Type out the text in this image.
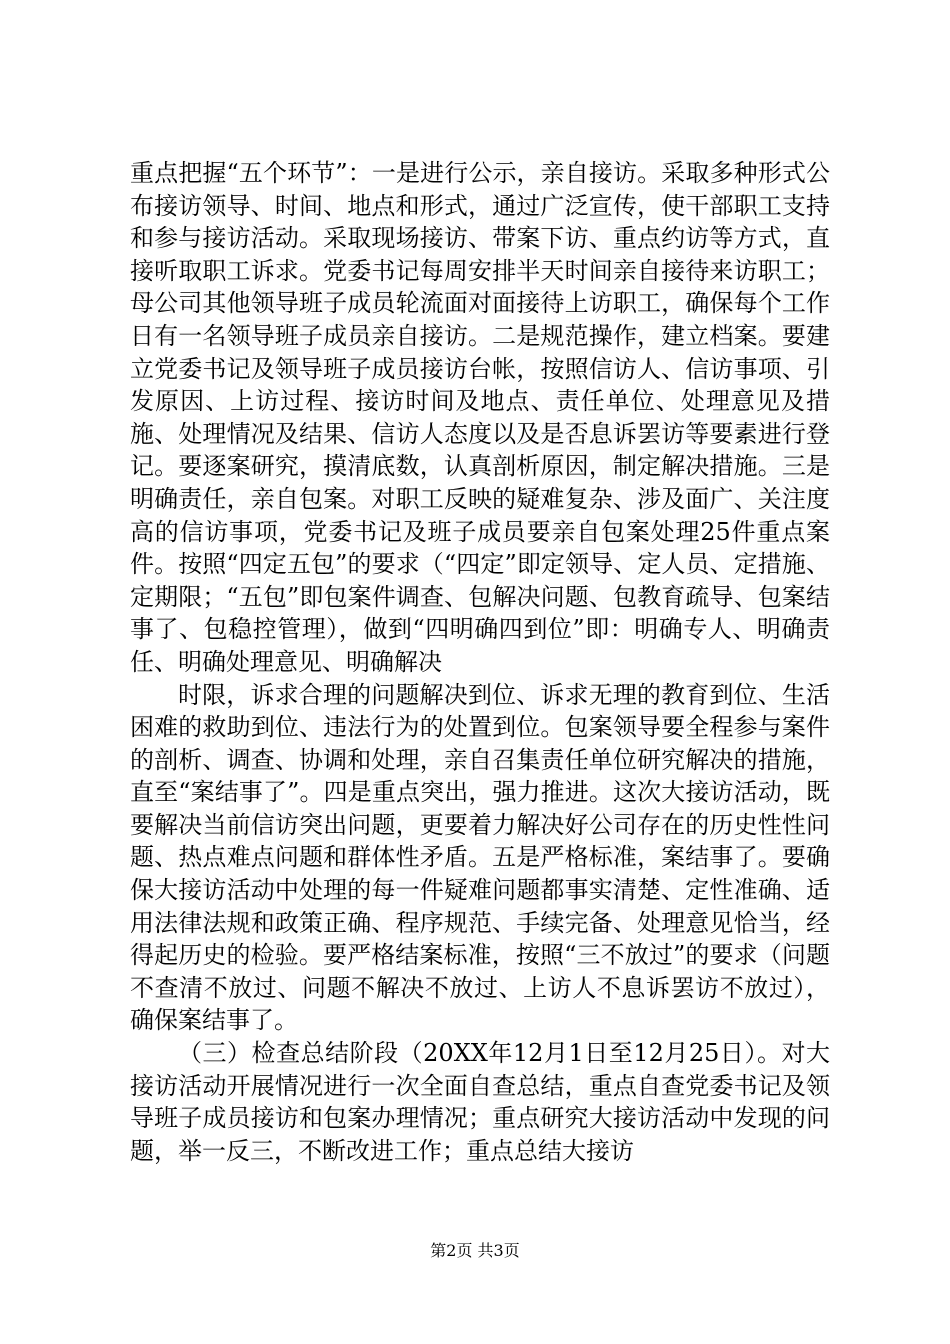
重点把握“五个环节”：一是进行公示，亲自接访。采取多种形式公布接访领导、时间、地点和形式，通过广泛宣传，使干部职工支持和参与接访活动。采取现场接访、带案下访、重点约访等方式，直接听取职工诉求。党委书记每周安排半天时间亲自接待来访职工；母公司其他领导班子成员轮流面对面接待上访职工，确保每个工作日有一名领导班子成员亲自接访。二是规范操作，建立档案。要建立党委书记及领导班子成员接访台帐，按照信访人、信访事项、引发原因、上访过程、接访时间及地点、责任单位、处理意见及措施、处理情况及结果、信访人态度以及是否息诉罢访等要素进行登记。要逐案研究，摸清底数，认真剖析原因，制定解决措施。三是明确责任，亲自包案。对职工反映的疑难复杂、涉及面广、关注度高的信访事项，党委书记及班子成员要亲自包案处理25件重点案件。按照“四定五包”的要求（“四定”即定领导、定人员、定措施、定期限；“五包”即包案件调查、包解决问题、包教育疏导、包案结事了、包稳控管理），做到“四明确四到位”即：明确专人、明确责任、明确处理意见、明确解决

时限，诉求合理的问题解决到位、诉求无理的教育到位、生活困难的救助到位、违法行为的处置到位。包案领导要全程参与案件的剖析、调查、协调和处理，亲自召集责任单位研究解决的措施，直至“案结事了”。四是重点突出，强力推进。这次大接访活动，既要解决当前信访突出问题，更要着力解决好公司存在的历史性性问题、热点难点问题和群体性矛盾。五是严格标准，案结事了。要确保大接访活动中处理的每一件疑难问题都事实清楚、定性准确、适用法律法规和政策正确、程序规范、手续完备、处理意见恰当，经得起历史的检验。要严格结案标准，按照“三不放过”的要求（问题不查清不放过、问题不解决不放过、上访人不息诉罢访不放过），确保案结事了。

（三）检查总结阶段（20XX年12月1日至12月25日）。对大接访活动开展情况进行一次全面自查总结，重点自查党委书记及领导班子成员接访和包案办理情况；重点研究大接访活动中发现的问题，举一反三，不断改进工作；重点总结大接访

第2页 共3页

--

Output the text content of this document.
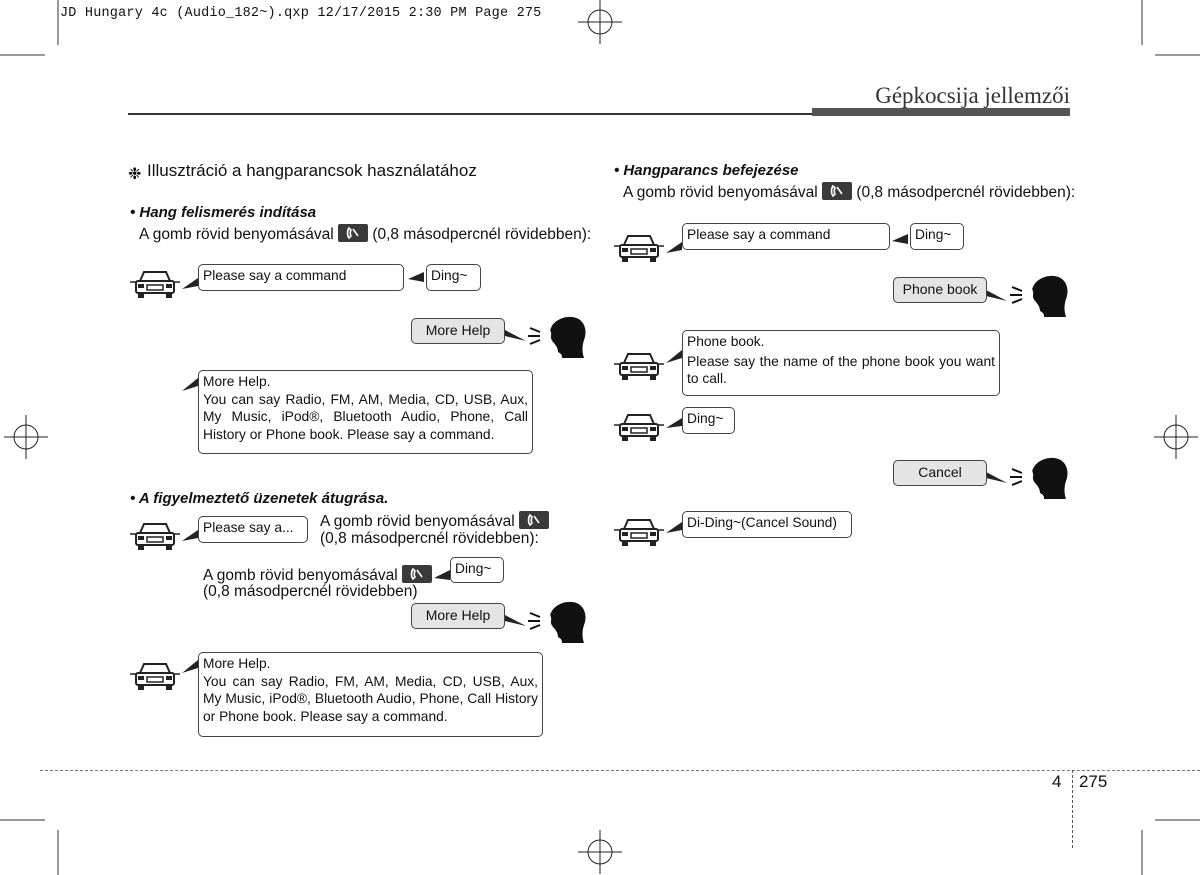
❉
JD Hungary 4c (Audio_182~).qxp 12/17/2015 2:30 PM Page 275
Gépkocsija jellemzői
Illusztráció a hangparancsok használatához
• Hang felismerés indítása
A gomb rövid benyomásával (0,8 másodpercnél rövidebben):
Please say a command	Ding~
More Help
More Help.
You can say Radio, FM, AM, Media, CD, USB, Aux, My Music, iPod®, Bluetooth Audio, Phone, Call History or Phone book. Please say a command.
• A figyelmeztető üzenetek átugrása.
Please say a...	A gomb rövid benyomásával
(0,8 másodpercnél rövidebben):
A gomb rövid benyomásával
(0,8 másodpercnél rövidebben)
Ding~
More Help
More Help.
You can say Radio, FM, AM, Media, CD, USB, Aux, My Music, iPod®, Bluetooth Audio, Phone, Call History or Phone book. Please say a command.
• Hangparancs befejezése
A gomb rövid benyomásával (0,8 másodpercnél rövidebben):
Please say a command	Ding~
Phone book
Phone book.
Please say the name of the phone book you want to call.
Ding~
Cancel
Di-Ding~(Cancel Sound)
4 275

» Work instructions:
List the lines of the entries that include "gomb".

» Task answer:
A gomb rövid benyomásával (0,8 másodpercnél rövidebben):
Please say a...	A gomb rövid benyomásával
A gomb rövid benyomásával
A gomb rövid benyomásával (0,8 másodpercnél rövidebben):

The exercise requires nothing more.